• [YOUR TASK]: Reproduce the full listing that appears beneath this instruction exactly.

• [INPUT]:
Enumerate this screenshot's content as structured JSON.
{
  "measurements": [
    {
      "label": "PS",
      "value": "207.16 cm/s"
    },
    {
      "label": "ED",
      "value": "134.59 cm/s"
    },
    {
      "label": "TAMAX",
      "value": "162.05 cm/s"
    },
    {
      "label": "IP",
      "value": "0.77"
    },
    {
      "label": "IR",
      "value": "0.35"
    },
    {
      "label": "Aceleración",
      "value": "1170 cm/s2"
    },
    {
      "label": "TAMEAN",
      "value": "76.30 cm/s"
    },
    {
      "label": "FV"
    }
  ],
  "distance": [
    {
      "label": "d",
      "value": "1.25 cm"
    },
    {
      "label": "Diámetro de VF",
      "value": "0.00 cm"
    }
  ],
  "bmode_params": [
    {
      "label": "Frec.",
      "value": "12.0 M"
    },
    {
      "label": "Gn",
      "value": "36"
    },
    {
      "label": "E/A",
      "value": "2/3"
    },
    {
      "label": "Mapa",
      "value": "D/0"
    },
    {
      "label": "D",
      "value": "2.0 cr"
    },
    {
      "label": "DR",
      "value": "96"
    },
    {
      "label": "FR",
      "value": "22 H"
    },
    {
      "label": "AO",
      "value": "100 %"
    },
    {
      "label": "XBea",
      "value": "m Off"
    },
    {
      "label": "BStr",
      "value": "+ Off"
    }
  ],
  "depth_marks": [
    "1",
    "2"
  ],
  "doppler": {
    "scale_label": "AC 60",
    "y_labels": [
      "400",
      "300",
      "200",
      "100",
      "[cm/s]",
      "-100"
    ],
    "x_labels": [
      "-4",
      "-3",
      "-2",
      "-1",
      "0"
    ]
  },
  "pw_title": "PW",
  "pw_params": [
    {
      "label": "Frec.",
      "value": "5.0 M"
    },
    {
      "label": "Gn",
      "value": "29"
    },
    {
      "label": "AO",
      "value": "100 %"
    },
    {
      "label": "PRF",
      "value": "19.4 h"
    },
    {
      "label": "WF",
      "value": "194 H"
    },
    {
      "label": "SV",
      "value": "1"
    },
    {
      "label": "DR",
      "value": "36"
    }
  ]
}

• [OUTPUT]:
Enumerate this screenshot's content as structured JSON.
{
  "measurements": [
    {
      "label": "PS",
      "value": "207.16 cm/s"
    },
    {
      "label": "ED",
      "value": "134.59 cm/s"
    },
    {
      "label": "TAMAX",
      "value": "162.05 cm/s"
    },
    {
      "label": "IP",
      "value": "0.77"
    },
    {
      "label": "IR",
      "value": "0.35"
    },
    {
      "label": "Aceleración",
      "value": "1170 cm/s2"
    },
    {
      "label": "TAMEAN",
      "value": "76.30 cm/s"
    },
    {
      "label": "FV"
    }
  ],
  "distance": [
    {
      "label": "d",
      "value": "1.25 cm"
    },
    {
      "label": "Diámetro de VF",
      "value": "0.00 cm"
    }
  ],
  "bmode_params": [
    {
      "label": "Frec.",
      "value": "12.0 M"
    },
    {
      "label": "Gn",
      "value": "36"
    },
    {
      "label": "E/A",
      "value": "2/3"
    },
    {
      "label": "Mapa",
      "value": "D/0"
    },
    {
      "label": "D",
      "value": "2.0 cr"
    },
    {
      "label": "DR",
      "value": "96"
    },
    {
      "label": "FR",
      "value": "22 H"
    },
    {
      "label": "AO",
      "value": "100 %"
    },
    {
      "label": "XBea",
      "value": "m Off"
    },
    {
      "label": "BStr",
      "value": "+ Off"
    }
  ],
  "depth_marks": [
    "1",
    "2"
  ],
  "doppler": {
    "scale_label": "AC 60",
    "y_labels": [
      "400",
      "300",
      "200",
      "100",
      "[cm/s]",
      "-100"
    ],
    "x_labels": [
      "-4",
      "-3",
      "-2",
      "-1",
      "0"
    ]
  },
  "pw_title": "PW",
  "pw_params": [
    {
      "label": "Frec.",
      "value": "5.0 M"
    },
    {
      "label": "Gn",
      "value": "29"
    },
    {
      "label": "AO",
      "value": "100 %"
    },
    {
      "label": "PRF",
      "value": "19.4 h"
    },
    {
      "label": "WF",
      "value": "194 H"
    },
    {
      "label": "SV",
      "value": "1"
    },
    {
      "label": "DR",
      "value": "36"
    }
  ]
}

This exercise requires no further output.